Set exercise: Repeat all of the material exactly as given.

Dataset:

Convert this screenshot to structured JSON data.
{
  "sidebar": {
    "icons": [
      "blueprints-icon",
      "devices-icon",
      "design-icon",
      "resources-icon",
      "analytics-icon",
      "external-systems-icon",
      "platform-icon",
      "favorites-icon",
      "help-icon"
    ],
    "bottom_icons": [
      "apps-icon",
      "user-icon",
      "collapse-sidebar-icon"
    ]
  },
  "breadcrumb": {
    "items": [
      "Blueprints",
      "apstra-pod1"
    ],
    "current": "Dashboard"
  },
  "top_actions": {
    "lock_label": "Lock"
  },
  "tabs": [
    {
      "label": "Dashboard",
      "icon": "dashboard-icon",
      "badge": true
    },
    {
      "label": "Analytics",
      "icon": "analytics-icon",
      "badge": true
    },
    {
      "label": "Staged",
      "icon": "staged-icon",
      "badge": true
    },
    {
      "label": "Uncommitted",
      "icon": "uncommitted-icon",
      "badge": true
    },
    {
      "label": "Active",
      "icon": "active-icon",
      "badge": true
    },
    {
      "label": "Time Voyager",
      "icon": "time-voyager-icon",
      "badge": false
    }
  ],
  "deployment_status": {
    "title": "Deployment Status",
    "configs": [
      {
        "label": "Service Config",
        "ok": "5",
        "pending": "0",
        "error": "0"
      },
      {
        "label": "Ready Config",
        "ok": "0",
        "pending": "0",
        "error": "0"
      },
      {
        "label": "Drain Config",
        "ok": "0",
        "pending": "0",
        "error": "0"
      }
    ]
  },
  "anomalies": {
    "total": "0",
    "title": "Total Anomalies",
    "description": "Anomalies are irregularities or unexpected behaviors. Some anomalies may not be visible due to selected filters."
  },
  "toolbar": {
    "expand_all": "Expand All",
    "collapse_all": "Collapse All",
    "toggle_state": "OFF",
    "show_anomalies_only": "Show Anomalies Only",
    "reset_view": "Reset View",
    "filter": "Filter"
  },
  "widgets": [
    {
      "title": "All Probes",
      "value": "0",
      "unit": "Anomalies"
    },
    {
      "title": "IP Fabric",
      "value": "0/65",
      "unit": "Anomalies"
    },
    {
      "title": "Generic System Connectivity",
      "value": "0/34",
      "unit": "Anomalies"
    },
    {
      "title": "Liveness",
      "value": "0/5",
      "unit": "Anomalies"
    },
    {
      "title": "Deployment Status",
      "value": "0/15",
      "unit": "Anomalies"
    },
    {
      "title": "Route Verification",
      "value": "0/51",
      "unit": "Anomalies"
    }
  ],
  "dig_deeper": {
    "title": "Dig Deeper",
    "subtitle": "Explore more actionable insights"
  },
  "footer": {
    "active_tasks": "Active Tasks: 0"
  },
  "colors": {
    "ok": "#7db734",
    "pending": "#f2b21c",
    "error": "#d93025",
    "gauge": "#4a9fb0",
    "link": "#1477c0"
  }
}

Output of the exercise:
Convert this screenshot to structured JSON data.
{
  "sidebar": {
    "icons": [
      "blueprints-icon",
      "devices-icon",
      "design-icon",
      "resources-icon",
      "analytics-icon",
      "external-systems-icon",
      "platform-icon",
      "favorites-icon",
      "help-icon"
    ],
    "bottom_icons": [
      "apps-icon",
      "user-icon",
      "collapse-sidebar-icon"
    ]
  },
  "breadcrumb": {
    "items": [
      "Blueprints",
      "apstra-pod1"
    ],
    "current": "Dashboard"
  },
  "top_actions": {
    "lock_label": "Lock"
  },
  "tabs": [
    {
      "label": "Dashboard",
      "icon": "dashboard-icon",
      "badge": true
    },
    {
      "label": "Analytics",
      "icon": "analytics-icon",
      "badge": true
    },
    {
      "label": "Staged",
      "icon": "staged-icon",
      "badge": true
    },
    {
      "label": "Uncommitted",
      "icon": "uncommitted-icon",
      "badge": true
    },
    {
      "label": "Active",
      "icon": "active-icon",
      "badge": true
    },
    {
      "label": "Time Voyager",
      "icon": "time-voyager-icon",
      "badge": false
    }
  ],
  "deployment_status": {
    "title": "Deployment Status",
    "configs": [
      {
        "label": "Service Config",
        "ok": "5",
        "pending": "0",
        "error": "0"
      },
      {
        "label": "Ready Config",
        "ok": "0",
        "pending": "0",
        "error": "0"
      },
      {
        "label": "Drain Config",
        "ok": "0",
        "pending": "0",
        "error": "0"
      }
    ]
  },
  "anomalies": {
    "total": "0",
    "title": "Total Anomalies",
    "description": "Anomalies are irregularities or unexpected behaviors. Some anomalies may not be visible due to selected filters."
  },
  "toolbar": {
    "expand_all": "Expand All",
    "collapse_all": "Collapse All",
    "toggle_state": "OFF",
    "show_anomalies_only": "Show Anomalies Only",
    "reset_view": "Reset View",
    "filter": "Filter"
  },
  "widgets": [
    {
      "title": "All Probes",
      "value": "0",
      "unit": "Anomalies"
    },
    {
      "title": "IP Fabric",
      "value": "0/65",
      "unit": "Anomalies"
    },
    {
      "title": "Generic System Connectivity",
      "value": "0/34",
      "unit": "Anomalies"
    },
    {
      "title": "Liveness",
      "value": "0/5",
      "unit": "Anomalies"
    },
    {
      "title": "Deployment Status",
      "value": "0/15",
      "unit": "Anomalies"
    },
    {
      "title": "Route Verification",
      "value": "0/51",
      "unit": "Anomalies"
    }
  ],
  "dig_deeper": {
    "title": "Dig Deeper",
    "subtitle": "Explore more actionable insights"
  },
  "footer": {
    "active_tasks": "Active Tasks: 0"
  },
  "colors": {
    "ok": "#7db734",
    "pending": "#f2b21c",
    "error": "#d93025",
    "gauge": "#4a9fb0",
    "link": "#1477c0"
  }
}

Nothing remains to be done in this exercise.